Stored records
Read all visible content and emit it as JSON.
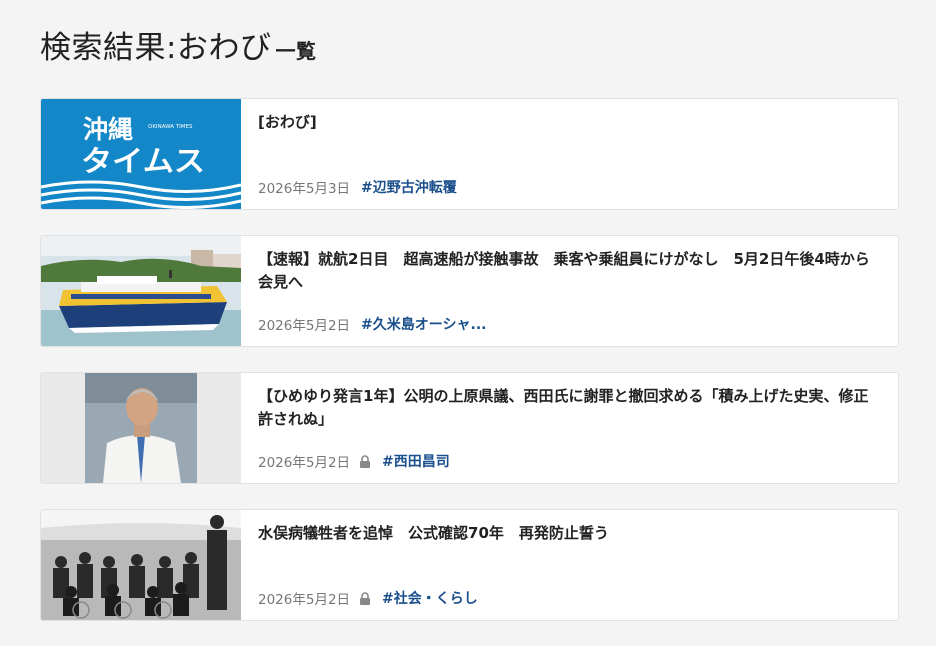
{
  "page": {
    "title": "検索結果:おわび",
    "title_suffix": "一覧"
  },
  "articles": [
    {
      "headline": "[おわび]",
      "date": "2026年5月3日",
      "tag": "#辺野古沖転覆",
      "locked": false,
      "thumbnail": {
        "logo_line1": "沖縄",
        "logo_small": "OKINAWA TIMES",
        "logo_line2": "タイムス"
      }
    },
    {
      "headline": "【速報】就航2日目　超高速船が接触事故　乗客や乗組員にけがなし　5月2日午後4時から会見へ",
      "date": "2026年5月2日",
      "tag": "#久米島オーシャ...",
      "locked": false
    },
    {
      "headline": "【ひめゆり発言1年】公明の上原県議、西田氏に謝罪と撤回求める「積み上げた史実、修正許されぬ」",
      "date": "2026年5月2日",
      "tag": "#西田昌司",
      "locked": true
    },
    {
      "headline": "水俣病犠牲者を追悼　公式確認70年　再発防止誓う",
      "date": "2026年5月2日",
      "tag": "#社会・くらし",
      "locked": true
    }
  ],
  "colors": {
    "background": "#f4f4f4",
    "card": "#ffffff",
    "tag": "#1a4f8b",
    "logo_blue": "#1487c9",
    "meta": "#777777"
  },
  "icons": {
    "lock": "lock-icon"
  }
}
--
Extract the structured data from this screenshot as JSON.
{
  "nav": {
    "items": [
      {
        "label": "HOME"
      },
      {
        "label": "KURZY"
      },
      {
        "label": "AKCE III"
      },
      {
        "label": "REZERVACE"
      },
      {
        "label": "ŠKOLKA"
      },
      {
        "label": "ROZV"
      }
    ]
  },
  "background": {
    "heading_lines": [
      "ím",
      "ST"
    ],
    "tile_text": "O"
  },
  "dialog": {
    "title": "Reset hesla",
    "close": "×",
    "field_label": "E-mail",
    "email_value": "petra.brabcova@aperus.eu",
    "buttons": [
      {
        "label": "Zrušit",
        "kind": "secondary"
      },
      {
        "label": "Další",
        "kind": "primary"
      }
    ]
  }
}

DIRECTIONS: Above are the records. Copy every line in them holding "JSON".

COMPLETE RESPONSE:
Read all visible content and emit it as JSON.
Extract the structured data from this screenshot as JSON.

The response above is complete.